Dataset rows about figures:

::::

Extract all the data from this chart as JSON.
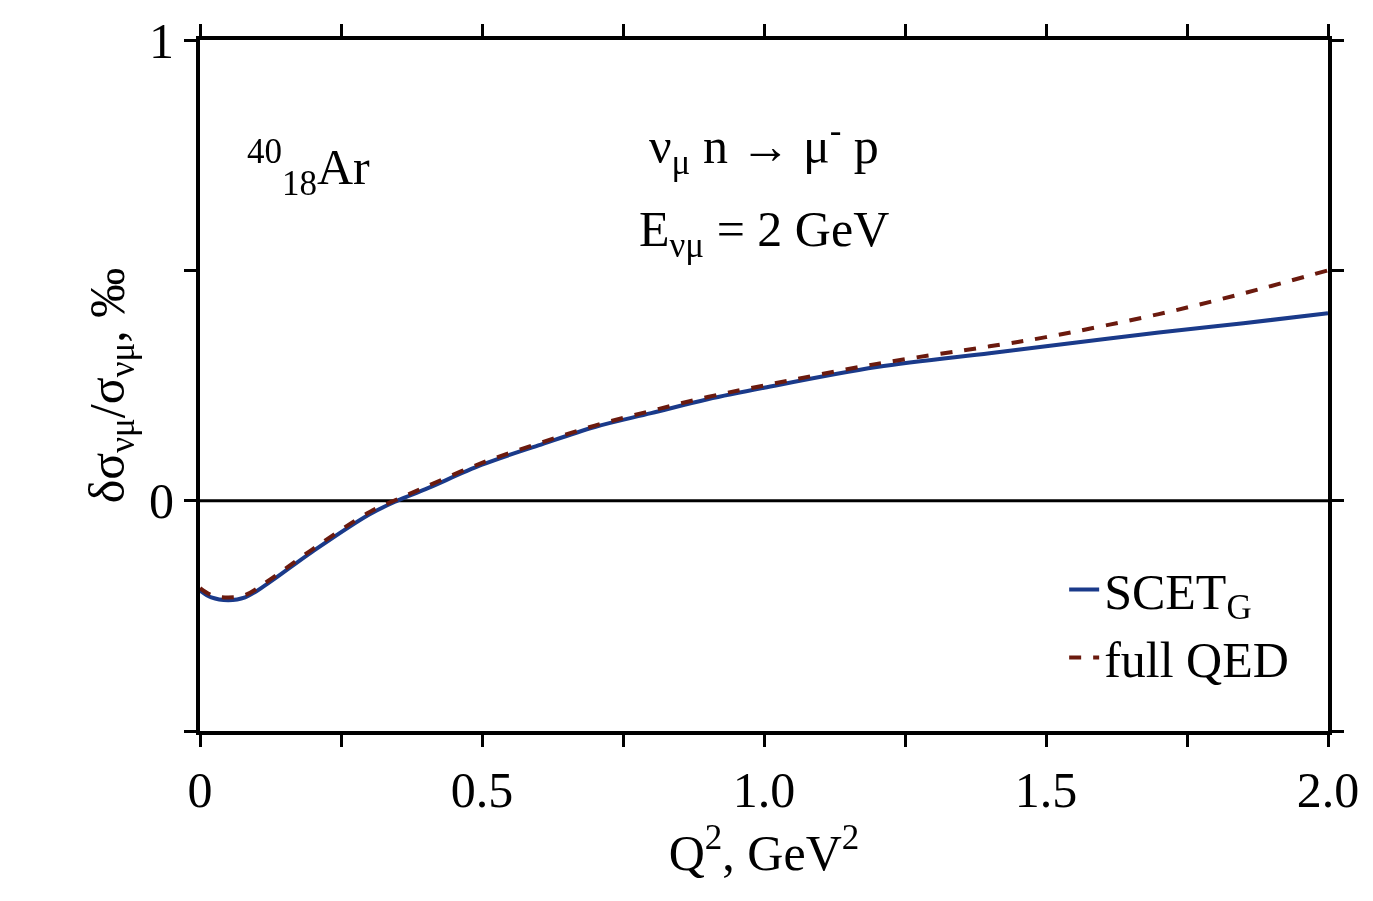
{
  "chart_data": {
    "type": "line",
    "xlabel": "Q$^{2}$, GeV$^{2}$",
    "ylabel": "δσ$_{νμ}$/σ$_{νμ}$, ‰",
    "annotations": [
      "$^{40}$$_{18}$Ar",
      "ν$_{μ}$ n → μ$^{-}$ p",
      "E$_{νμ}$ = 2 GeV"
    ],
    "xlim": [
      0,
      2.0
    ],
    "ylim": [
      -0.5,
      1
    ],
    "xticks": [
      0,
      {
        "value": 0.25,
        "label": null
      },
      0.5,
      {
        "value": 0.75,
        "label": null
      },
      "1.0",
      {
        "value": 1.25,
        "label": null
      },
      1.5,
      {
        "value": 1.75,
        "label": null
      },
      "2.0"
    ],
    "yticks": [
      {
        "value": -0.5,
        "label": null
      },
      0,
      {
        "value": 0.5,
        "label": null
      },
      1
    ],
    "legend": "bottom right",
    "grid": false,
    "ref_lines": [
      {
        "axis": "y",
        "value": 0,
        "label": null,
        "color": "#000000",
        "line_style": "solid"
      }
    ],
    "series": [
      {
        "name": "SCET$_{G}$",
        "color": "#1a3a8a",
        "line_style": "solid",
        "x": [
          0,
          0.02,
          0.05,
          0.08,
          0.12,
          0.2,
          0.3,
          0.35,
          0.4,
          0.5,
          0.6,
          0.7,
          0.8,
          0.9,
          1.0,
          1.2,
          1.4,
          1.5,
          1.7,
          1.85,
          2.0
        ],
        "values": [
          -0.195,
          -0.21,
          -0.216,
          -0.21,
          -0.18,
          -0.11,
          -0.03,
          0.0,
          0.025,
          0.078,
          0.12,
          0.16,
          0.19,
          0.22,
          0.245,
          0.29,
          0.32,
          0.335,
          0.365,
          0.385,
          0.407
        ]
      },
      {
        "name": "full QED",
        "color": "#6b1a0e",
        "line_style": "dashed",
        "x": [
          0,
          0.02,
          0.05,
          0.08,
          0.12,
          0.2,
          0.3,
          0.35,
          0.4,
          0.5,
          0.6,
          0.7,
          0.8,
          0.9,
          1.0,
          1.2,
          1.4,
          1.5,
          1.7,
          1.85,
          2.0
        ],
        "values": [
          -0.19,
          -0.205,
          -0.21,
          -0.205,
          -0.175,
          -0.105,
          -0.025,
          0.003,
          0.03,
          0.082,
          0.124,
          0.163,
          0.195,
          0.225,
          0.25,
          0.297,
          0.335,
          0.355,
          0.405,
          0.45,
          0.5
        ]
      }
    ]
  }
}
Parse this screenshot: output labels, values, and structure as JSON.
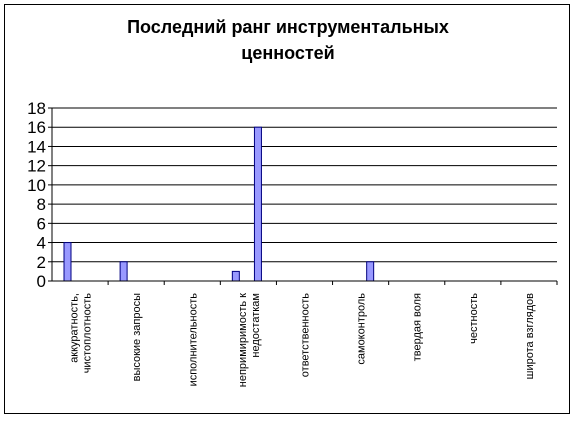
{
  "chart_data": {
    "type": "bar",
    "title_line1": "Последний ранг инструментальных",
    "title_line2": "ценностей",
    "categories": [
      [
        "аккуратность,",
        "чистоплотность"
      ],
      [
        "высокие запросы"
      ],
      [
        "исполнительность"
      ],
      [
        "непримиримость к",
        "недостаткам"
      ],
      [
        "ответственность"
      ],
      [
        "самоконтроль"
      ],
      [
        "твердая воля"
      ],
      [
        "честность"
      ],
      [
        "широта взглядов"
      ]
    ],
    "series": [
      {
        "values": [
          4,
          2,
          0,
          1,
          0,
          0,
          0,
          0,
          0
        ]
      },
      {
        "values": [
          0,
          0,
          0,
          16,
          0,
          2,
          0,
          0,
          0
        ]
      }
    ],
    "ylim": [
      0,
      18
    ],
    "yticks": [
      "0",
      "2",
      "4",
      "6",
      "8",
      "10",
      "12",
      "14",
      "16",
      "18"
    ],
    "grid": true,
    "legend": "none",
    "colors": {
      "bar_fill": "#9999ff",
      "bar_stroke": "#000080",
      "grid": "#000000"
    }
  }
}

::::

TASK DIRECTIONS:
Print out the material word for word, omitting the pictures.

FINAL RESULT:
Extract all the data from this chart as JSON.
{
  "chart_data": {
    "type": "line",
    "xlabel": "Q$^{2}$, GeV$^{2}$",
    "ylabel": "δσ$_{νμ}$/σ$_{νμ}$, ‰",
    "annotations": [
      "$^{40}$$_{18}$Ar",
      "ν$_{μ}$ n → μ$^{-}$ p",
      "E$_{νμ}$ = 2 GeV"
    ],
    "xlim": [
      0,
      2.0
    ],
    "ylim": [
      -0.5,
      1
    ],
    "xticks": [
      0,
      {
        "value": 0.25,
        "label": null
      },
      0.5,
      {
        "value": 0.75,
        "label": null
      },
      "1.0",
      {
        "value": 1.25,
        "label": null
      },
      1.5,
      {
        "value": 1.75,
        "label": null
      },
      "2.0"
    ],
    "yticks": [
      {
        "value": -0.5,
        "label": null
      },
      0,
      {
        "value": 0.5,
        "label": null
      },
      1
    ],
    "legend": "bottom right",
    "grid": false,
    "ref_lines": [
      {
        "axis": "y",
        "value": 0,
        "label": null,
        "color": "#000000",
        "line_style": "solid"
      }
    ],
    "series": [
      {
        "name": "SCET$_{G}$",
        "color": "#1a3a8a",
        "line_style": "solid",
        "x": [
          0,
          0.02,
          0.05,
          0.08,
          0.12,
          0.2,
          0.3,
          0.35,
          0.4,
          0.5,
          0.6,
          0.7,
          0.8,
          0.9,
          1.0,
          1.2,
          1.4,
          1.5,
          1.7,
          1.85,
          2.0
        ],
        "values": [
          -0.195,
          -0.21,
          -0.216,
          -0.21,
          -0.18,
          -0.11,
          -0.03,
          0.0,
          0.025,
          0.078,
          0.12,
          0.16,
          0.19,
          0.22,
          0.245,
          0.29,
          0.32,
          0.335,
          0.365,
          0.385,
          0.407
        ]
      },
      {
        "name": "full QED",
        "color": "#6b1a0e",
        "line_style": "dashed",
        "x": [
          0,
          0.02,
          0.05,
          0.08,
          0.12,
          0.2,
          0.3,
          0.35,
          0.4,
          0.5,
          0.6,
          0.7,
          0.8,
          0.9,
          1.0,
          1.2,
          1.4,
          1.5,
          1.7,
          1.85,
          2.0
        ],
        "values": [
          -0.19,
          -0.205,
          -0.21,
          -0.205,
          -0.175,
          -0.105,
          -0.025,
          0.003,
          0.03,
          0.082,
          0.124,
          0.163,
          0.195,
          0.225,
          0.25,
          0.297,
          0.335,
          0.355,
          0.405,
          0.45,
          0.5
        ]
      }
    ]
  }
}
Parse this screenshot: output labels, values, and structure as JSON.
{
  "chart_data": {
    "type": "bar",
    "title_line1": "Последний ранг инструментальных",
    "title_line2": "ценностей",
    "categories": [
      [
        "аккуратность,",
        "чистоплотность"
      ],
      [
        "высокие запросы"
      ],
      [
        "исполнительность"
      ],
      [
        "непримиримость к",
        "недостаткам"
      ],
      [
        "ответственность"
      ],
      [
        "самоконтроль"
      ],
      [
        "твердая воля"
      ],
      [
        "честность"
      ],
      [
        "широта взглядов"
      ]
    ],
    "series": [
      {
        "values": [
          4,
          2,
          0,
          1,
          0,
          0,
          0,
          0,
          0
        ]
      },
      {
        "values": [
          0,
          0,
          0,
          16,
          0,
          2,
          0,
          0,
          0
        ]
      }
    ],
    "ylim": [
      0,
      18
    ],
    "yticks": [
      "0",
      "2",
      "4",
      "6",
      "8",
      "10",
      "12",
      "14",
      "16",
      "18"
    ],
    "grid": true,
    "legend": "none",
    "colors": {
      "bar_fill": "#9999ff",
      "bar_stroke": "#000080",
      "grid": "#000000"
    }
  }
}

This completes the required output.